**Task to carry out**. Locate every line that holds the string "contexts" and copy it.

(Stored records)
—————
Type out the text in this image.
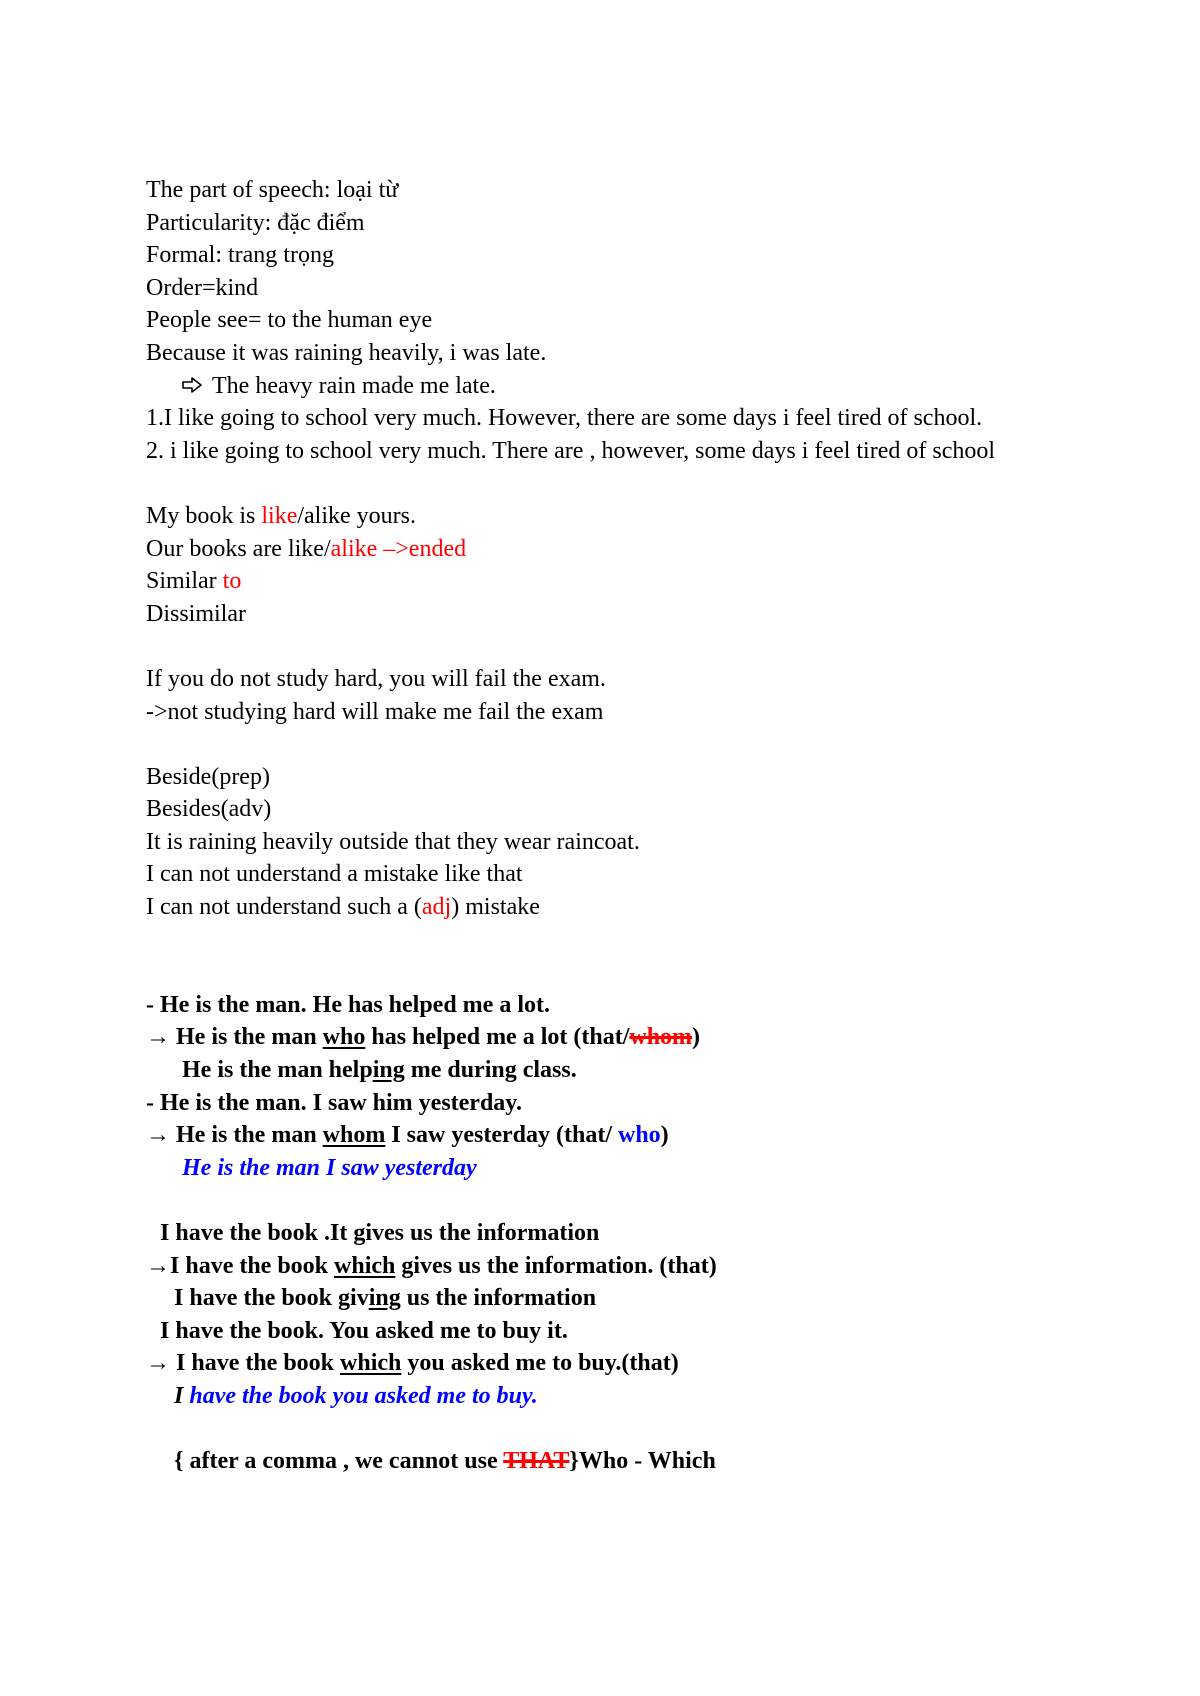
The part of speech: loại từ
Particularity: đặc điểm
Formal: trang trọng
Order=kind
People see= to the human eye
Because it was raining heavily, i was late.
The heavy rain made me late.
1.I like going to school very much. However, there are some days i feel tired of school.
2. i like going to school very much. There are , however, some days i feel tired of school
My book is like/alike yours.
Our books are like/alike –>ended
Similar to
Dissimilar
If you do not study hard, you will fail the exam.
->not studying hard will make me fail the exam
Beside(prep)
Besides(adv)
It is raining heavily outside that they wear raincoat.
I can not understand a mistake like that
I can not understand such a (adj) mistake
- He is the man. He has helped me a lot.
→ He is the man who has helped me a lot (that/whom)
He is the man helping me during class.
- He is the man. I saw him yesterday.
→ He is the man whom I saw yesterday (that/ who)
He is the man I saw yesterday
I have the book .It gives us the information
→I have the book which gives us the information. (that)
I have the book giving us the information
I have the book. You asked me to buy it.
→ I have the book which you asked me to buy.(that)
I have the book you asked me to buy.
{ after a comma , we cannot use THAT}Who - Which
—————
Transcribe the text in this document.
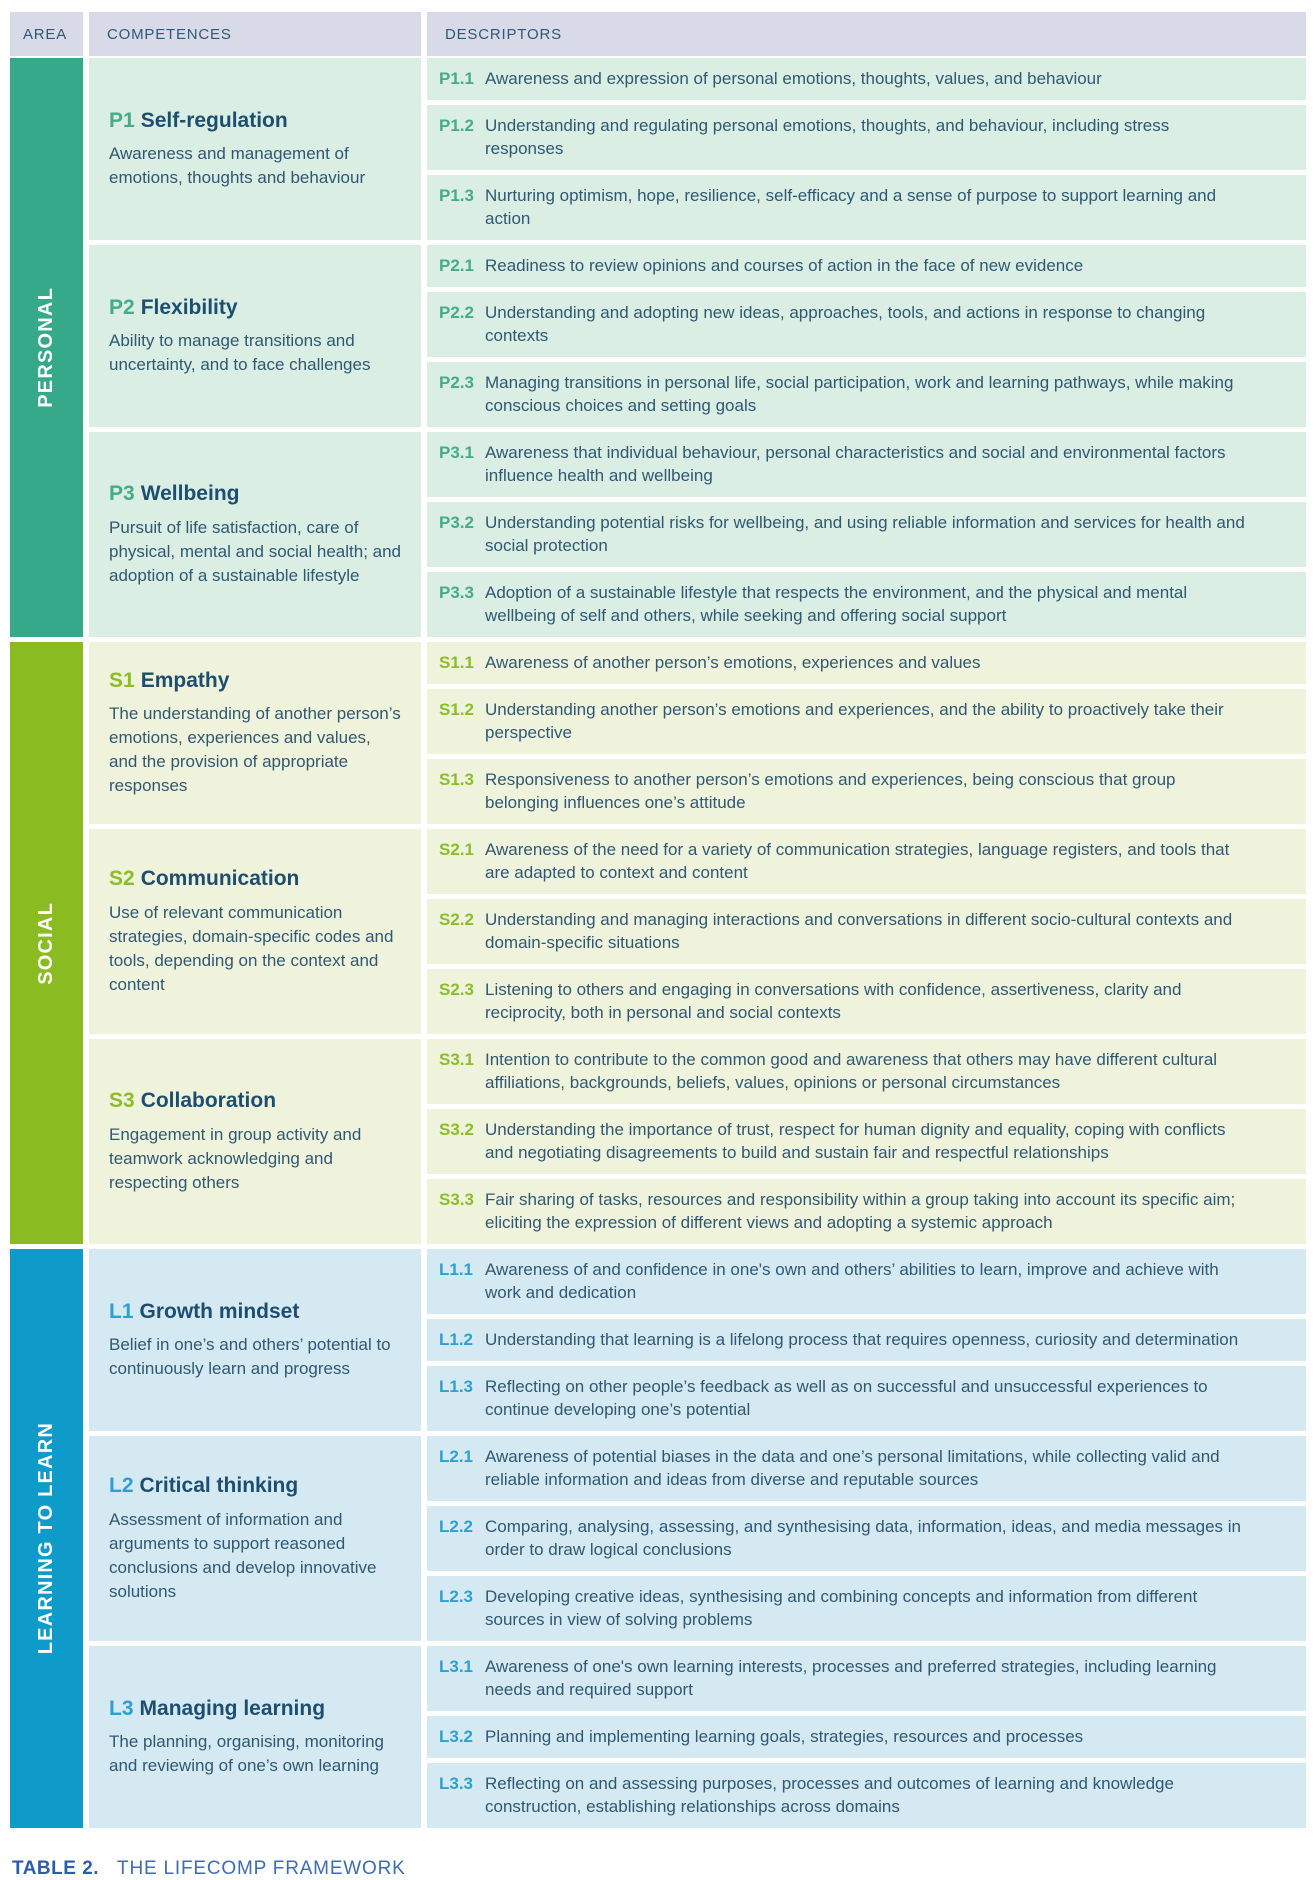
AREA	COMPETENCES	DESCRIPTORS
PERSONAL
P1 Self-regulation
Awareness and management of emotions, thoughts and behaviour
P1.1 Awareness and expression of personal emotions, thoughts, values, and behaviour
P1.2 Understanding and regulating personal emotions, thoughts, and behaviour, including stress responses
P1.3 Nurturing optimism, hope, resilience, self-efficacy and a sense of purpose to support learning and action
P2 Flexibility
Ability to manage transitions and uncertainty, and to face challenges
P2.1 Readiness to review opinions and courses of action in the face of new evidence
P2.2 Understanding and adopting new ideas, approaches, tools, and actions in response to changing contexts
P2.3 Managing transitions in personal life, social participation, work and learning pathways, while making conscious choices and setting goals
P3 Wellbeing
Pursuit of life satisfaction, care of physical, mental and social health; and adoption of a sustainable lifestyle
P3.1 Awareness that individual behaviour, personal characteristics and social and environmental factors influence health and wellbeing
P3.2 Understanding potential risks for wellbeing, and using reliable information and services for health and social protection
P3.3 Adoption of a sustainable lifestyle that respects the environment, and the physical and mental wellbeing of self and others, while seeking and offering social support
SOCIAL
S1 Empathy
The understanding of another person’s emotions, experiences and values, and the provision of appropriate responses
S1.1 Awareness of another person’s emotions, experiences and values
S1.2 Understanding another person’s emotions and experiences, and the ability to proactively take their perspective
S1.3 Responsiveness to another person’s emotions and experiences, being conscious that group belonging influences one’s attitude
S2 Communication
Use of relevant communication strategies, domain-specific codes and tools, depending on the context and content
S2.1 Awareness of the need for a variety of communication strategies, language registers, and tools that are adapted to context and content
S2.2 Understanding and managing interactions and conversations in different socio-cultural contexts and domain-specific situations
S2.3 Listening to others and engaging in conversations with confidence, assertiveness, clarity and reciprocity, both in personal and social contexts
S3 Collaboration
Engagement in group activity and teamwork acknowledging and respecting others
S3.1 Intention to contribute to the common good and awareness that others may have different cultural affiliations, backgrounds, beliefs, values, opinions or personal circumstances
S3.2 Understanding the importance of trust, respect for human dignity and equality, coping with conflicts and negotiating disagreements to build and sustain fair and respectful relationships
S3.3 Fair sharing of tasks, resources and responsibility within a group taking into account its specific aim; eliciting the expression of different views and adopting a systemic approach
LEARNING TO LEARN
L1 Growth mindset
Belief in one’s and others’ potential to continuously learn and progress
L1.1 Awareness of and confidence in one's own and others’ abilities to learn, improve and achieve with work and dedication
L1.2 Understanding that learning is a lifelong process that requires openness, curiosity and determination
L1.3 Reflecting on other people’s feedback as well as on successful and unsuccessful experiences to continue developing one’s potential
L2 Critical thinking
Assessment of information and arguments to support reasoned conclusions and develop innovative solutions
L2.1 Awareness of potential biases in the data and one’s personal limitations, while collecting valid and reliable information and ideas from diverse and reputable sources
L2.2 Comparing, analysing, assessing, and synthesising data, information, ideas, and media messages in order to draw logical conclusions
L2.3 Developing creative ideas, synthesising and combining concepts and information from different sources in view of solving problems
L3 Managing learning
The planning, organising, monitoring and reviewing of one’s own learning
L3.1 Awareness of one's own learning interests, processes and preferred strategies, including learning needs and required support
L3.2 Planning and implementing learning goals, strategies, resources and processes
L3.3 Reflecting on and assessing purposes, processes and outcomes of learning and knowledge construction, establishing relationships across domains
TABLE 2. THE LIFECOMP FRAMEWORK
—————
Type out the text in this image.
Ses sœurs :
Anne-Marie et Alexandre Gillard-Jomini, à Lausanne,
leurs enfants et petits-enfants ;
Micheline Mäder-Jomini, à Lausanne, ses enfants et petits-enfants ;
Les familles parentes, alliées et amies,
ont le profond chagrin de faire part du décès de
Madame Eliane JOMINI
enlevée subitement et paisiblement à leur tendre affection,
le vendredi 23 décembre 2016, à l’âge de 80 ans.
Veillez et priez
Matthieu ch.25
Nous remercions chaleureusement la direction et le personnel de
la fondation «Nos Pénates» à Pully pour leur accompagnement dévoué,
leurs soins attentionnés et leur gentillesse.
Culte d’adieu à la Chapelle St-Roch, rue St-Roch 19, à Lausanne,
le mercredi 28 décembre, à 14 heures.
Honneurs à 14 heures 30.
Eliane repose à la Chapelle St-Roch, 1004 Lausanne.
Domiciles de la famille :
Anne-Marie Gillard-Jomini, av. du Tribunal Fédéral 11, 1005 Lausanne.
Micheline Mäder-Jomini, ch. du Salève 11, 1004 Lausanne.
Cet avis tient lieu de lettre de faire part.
—————
**Problem solution**.
P2.2 Understanding and adopting new ideas, approaches, tools, and actions in response to changing contexts
S2.2 Understanding and managing interactions and conversations in different socio-cultural contexts and domain-specific situations
S2.3 Listening to others and engaging in conversations with confidence, assertiveness, clarity and reciprocity, both in personal and social contexts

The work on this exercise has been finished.